# DATA ROWS:
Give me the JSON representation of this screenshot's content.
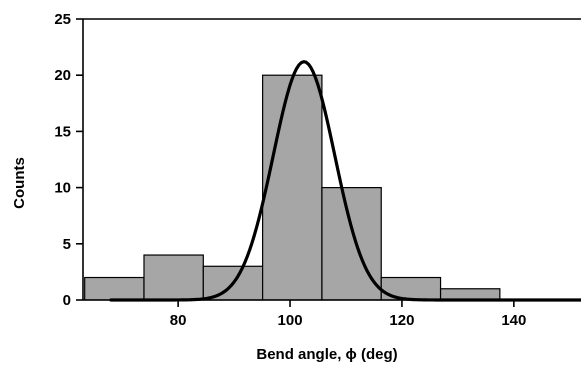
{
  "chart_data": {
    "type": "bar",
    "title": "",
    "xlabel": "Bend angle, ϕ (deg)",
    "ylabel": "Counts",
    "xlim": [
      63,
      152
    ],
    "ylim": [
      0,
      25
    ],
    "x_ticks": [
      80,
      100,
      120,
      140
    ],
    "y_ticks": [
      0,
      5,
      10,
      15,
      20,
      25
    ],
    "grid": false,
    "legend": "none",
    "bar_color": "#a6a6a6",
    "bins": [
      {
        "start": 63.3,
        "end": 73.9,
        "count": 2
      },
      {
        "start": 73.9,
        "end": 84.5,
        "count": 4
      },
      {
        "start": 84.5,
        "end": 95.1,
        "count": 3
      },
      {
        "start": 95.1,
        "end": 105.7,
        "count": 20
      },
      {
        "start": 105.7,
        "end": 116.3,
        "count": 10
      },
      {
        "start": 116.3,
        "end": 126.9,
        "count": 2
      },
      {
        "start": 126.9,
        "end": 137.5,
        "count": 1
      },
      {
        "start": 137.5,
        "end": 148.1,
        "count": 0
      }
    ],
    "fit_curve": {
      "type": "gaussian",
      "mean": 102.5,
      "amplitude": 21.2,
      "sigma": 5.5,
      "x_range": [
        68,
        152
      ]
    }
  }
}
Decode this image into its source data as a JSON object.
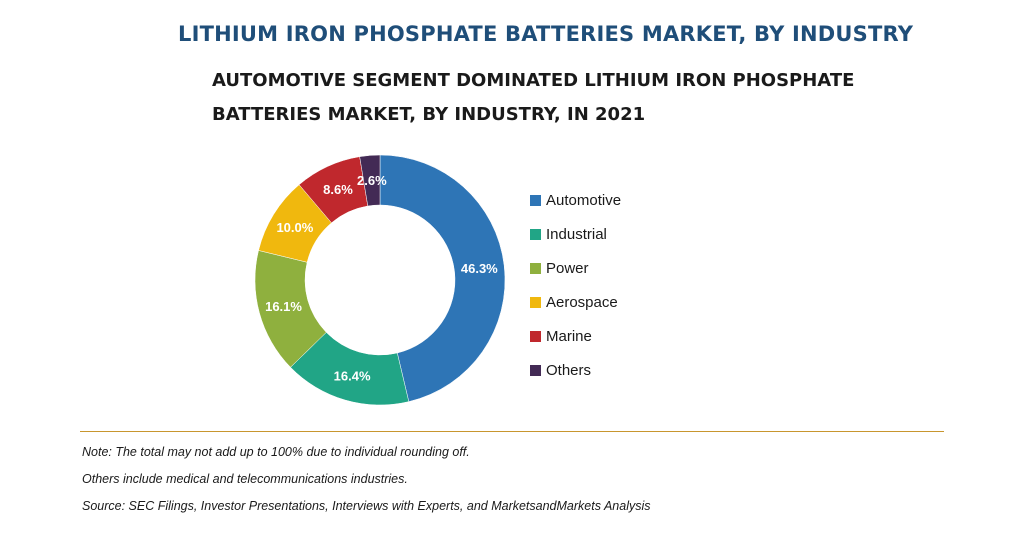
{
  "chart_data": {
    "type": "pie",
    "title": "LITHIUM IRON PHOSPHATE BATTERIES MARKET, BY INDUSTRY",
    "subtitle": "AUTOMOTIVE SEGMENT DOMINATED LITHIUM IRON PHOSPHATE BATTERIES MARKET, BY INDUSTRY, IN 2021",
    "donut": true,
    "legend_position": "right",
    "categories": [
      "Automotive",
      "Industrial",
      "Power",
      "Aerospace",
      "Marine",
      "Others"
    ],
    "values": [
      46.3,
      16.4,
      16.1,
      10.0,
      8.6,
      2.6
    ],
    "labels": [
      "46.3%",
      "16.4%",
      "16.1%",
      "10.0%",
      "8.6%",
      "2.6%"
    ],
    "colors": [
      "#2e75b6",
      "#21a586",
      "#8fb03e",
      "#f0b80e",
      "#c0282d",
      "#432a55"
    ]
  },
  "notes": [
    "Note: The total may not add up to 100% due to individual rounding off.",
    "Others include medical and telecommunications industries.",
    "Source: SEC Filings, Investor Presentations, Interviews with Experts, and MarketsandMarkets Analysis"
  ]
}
---
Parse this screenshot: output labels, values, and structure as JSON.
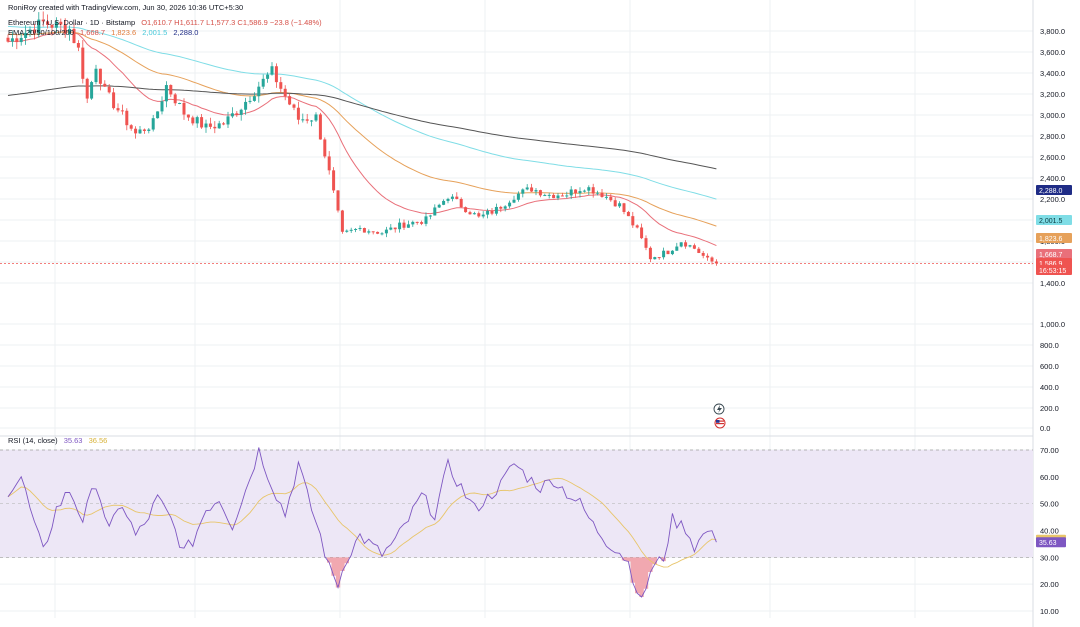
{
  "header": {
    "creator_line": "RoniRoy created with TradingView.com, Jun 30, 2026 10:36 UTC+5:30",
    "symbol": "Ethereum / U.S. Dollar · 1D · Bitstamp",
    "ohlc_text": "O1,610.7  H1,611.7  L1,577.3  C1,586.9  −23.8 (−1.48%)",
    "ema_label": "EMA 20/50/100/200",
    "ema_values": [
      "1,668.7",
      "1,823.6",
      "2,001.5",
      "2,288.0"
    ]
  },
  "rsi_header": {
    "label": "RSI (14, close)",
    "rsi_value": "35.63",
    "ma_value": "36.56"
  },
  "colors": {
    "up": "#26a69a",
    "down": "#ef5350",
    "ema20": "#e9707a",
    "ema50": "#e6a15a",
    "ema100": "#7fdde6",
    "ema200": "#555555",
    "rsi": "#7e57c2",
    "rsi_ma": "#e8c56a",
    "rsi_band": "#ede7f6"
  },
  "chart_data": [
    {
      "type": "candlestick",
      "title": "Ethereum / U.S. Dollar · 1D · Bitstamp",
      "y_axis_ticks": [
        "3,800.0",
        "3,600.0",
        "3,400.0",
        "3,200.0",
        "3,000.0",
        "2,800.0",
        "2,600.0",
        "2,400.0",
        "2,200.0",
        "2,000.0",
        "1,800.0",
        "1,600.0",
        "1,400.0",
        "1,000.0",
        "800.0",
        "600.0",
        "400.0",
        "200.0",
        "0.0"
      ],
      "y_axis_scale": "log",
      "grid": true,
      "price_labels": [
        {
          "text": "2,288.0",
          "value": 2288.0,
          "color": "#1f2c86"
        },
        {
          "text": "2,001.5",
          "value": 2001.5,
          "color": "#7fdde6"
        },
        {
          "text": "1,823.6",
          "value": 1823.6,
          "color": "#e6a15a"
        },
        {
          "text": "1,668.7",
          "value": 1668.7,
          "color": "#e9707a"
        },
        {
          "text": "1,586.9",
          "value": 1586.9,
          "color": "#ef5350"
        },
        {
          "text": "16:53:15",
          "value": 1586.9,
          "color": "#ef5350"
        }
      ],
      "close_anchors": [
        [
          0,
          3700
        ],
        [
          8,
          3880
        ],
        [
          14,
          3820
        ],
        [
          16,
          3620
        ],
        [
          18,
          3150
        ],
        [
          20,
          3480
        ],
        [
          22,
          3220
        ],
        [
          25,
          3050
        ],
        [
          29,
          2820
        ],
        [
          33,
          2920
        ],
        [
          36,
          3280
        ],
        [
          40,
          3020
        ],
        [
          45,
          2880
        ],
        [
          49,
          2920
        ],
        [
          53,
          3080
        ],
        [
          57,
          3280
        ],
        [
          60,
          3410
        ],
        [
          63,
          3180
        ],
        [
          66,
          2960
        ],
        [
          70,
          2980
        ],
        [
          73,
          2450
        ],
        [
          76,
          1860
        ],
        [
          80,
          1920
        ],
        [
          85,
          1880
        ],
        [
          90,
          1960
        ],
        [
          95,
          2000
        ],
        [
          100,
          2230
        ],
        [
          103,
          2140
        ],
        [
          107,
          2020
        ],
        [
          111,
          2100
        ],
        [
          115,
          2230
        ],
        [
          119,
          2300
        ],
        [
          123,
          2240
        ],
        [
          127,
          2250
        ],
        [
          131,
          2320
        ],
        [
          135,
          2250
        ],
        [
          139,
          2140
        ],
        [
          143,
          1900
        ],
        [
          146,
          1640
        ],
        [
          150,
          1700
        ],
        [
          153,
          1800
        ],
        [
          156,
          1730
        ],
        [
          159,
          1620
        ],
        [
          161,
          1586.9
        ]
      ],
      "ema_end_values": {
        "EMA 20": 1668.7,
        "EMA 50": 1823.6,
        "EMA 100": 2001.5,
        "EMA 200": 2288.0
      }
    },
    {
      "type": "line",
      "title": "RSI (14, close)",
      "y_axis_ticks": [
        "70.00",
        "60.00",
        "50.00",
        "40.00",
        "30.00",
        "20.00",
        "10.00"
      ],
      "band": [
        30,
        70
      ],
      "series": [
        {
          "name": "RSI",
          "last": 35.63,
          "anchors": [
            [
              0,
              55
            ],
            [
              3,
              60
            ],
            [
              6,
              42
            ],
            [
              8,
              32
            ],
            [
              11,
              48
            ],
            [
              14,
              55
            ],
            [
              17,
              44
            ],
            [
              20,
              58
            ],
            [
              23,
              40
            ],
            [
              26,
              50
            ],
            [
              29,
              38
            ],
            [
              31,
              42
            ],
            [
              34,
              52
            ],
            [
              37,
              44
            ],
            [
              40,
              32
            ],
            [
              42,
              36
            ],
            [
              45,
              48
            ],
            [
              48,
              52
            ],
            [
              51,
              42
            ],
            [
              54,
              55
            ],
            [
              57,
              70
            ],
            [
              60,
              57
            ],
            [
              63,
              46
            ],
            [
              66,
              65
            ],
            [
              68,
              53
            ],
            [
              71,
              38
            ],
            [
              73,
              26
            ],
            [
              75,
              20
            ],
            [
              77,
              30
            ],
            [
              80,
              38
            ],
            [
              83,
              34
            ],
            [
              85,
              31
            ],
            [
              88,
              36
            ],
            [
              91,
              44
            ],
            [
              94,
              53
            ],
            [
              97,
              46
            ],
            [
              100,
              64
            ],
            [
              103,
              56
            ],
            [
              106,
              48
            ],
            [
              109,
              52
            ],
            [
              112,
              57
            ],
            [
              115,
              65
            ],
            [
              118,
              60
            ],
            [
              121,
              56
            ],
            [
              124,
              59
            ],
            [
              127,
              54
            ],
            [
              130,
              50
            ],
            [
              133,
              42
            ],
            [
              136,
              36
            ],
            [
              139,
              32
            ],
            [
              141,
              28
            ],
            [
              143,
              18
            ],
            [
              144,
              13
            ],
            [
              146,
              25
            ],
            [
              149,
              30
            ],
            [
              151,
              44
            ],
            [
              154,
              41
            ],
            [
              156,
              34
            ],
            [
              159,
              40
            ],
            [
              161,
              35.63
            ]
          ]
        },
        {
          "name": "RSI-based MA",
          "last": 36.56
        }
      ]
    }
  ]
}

# STATED GOAL:
Each line containing the word "Bitstamp" counts once; report the total alone.

# RESULT FOR THIS TASK:
2